### EXERCISE TASK
Write each record again exactly as it stands.

### MATERIAL SUPPLIED
_ _ _ _
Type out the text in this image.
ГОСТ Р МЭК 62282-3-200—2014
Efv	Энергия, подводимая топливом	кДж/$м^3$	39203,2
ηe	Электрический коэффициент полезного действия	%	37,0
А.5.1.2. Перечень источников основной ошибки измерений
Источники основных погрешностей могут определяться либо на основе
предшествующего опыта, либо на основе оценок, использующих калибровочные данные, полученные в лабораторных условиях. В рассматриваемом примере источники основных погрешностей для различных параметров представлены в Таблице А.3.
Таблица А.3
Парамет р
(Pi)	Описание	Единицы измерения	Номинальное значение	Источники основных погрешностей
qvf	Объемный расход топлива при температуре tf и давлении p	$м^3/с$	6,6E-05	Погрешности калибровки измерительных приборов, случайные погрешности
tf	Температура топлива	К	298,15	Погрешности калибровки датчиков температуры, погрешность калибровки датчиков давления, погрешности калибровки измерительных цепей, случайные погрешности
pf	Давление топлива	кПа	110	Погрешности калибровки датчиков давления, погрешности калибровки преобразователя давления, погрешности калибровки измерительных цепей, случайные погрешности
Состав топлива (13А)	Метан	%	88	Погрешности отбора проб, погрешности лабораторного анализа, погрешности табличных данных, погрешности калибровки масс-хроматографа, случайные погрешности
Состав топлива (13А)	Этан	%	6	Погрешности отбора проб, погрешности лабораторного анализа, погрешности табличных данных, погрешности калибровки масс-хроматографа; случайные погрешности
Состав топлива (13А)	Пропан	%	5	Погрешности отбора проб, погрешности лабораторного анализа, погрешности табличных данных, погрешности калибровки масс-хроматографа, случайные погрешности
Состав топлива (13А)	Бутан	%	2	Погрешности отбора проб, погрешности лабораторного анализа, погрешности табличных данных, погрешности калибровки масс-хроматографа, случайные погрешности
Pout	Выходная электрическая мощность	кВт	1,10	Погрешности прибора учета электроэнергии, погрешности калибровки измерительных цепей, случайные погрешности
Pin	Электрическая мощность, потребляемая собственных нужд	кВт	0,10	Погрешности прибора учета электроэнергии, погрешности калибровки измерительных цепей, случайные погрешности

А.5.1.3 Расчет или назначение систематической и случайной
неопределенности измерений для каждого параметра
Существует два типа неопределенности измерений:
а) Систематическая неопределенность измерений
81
_ _ _ _
### EXERCISE RESULT
Type out the text in this image.
ГОСТ Р МЭК 62282-3-200—2014
Efv	Энергия, подводимая топливом	кДж/$м^3$	39203,2
ηe	Электрический коэффициент полезного действия	%	37,0
А.5.1.2. Перечень источников основной ошибки измерений
Источники основных погрешностей могут определяться либо на основе
предшествующего опыта, либо на основе оценок, использующих калибровочные данные, полученные в лабораторных условиях. В рассматриваемом примере источники основных погрешностей для различных параметров представлены в Таблице А.3.
Таблица А.3
Парамет р
(Pi)	Описание	Единицы измерения	Номинальное значение	Источники основных погрешностей
qvf	Объемный расход топлива при температуре tf и давлении p	$м^3/с$	6,6E-05	Погрешности калибровки измерительных приборов, случайные погрешности
tf	Температура топлива	К	298,15	Погрешности калибровки датчиков температуры, погрешность калибровки датчиков давления, погрешности калибровки измерительных цепей, случайные погрешности
pf	Давление топлива	кПа	110	Погрешности калибровки датчиков давления, погрешности калибровки преобразователя давления, погрешности калибровки измерительных цепей, случайные погрешности
Состав топлива (13А)	Метан	%	88	Погрешности отбора проб, погрешности лабораторного анализа, погрешности табличных данных, погрешности калибровки масс-хроматографа, случайные погрешности
Состав топлива (13А)	Этан	%	6	Погрешности отбора проб, погрешности лабораторного анализа, погрешности табличных данных, погрешности калибровки масс-хроматографа; случайные погрешности
Состав топлива (13А)	Пропан	%	5	Погрешности отбора проб, погрешности лабораторного анализа, погрешности табличных данных, погрешности калибровки масс-хроматографа, случайные погрешности
Состав топлива (13А)	Бутан	%	2	Погрешности отбора проб, погрешности лабораторного анализа, погрешности табличных данных, погрешности калибровки масс-хроматографа, случайные погрешности
Pout	Выходная электрическая мощность	кВт	1,10	Погрешности прибора учета электроэнергии, погрешности калибровки измерительных цепей, случайные погрешности
Pin	Электрическая мощность, потребляемая собственных нужд	кВт	0,10	Погрешности прибора учета электроэнергии, погрешности калибровки измерительных цепей, случайные погрешности

А.5.1.3 Расчет или назначение систематической и случайной
неопределенности измерений для каждого параметра
Существует два типа неопределенности измерений:
а) Систематическая неопределенность измерений
81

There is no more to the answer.